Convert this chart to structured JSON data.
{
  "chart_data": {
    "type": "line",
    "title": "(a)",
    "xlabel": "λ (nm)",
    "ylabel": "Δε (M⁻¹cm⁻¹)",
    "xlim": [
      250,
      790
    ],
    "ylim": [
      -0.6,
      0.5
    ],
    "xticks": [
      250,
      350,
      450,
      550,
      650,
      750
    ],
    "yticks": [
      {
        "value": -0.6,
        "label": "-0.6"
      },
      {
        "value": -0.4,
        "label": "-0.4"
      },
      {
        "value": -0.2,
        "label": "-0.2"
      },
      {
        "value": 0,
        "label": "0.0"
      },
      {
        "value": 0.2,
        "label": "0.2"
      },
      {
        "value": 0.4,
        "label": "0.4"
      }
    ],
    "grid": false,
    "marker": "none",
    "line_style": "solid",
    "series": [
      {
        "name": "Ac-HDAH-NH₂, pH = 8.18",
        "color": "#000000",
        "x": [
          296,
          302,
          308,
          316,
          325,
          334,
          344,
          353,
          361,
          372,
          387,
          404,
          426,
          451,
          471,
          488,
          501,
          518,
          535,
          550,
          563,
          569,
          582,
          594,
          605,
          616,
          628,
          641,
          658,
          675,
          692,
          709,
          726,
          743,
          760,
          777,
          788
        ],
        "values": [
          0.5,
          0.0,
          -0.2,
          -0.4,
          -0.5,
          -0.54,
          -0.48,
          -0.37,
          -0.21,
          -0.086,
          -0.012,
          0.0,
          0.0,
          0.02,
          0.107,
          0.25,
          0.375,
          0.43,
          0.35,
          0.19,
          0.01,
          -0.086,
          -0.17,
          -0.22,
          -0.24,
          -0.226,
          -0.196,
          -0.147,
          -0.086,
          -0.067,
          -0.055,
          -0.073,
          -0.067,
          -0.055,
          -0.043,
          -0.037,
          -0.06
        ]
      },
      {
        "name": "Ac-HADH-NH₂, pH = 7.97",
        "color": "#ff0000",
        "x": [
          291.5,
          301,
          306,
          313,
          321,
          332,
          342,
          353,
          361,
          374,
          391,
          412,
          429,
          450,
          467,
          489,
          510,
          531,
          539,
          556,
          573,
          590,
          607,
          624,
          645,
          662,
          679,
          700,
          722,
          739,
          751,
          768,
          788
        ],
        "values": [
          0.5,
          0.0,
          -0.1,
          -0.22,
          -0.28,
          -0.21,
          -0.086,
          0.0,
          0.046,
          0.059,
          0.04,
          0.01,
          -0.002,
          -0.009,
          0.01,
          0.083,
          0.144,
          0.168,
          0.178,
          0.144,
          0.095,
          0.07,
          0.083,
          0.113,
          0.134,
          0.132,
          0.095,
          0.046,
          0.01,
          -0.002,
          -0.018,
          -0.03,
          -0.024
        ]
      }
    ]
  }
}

────────────────────────────────────────

Return all lines containing the word "name".

        "name": "Ac-HDAH-NH₂, pH = 8.18",
        "name": "Ac-HADH-NH₂, pH = 7.97",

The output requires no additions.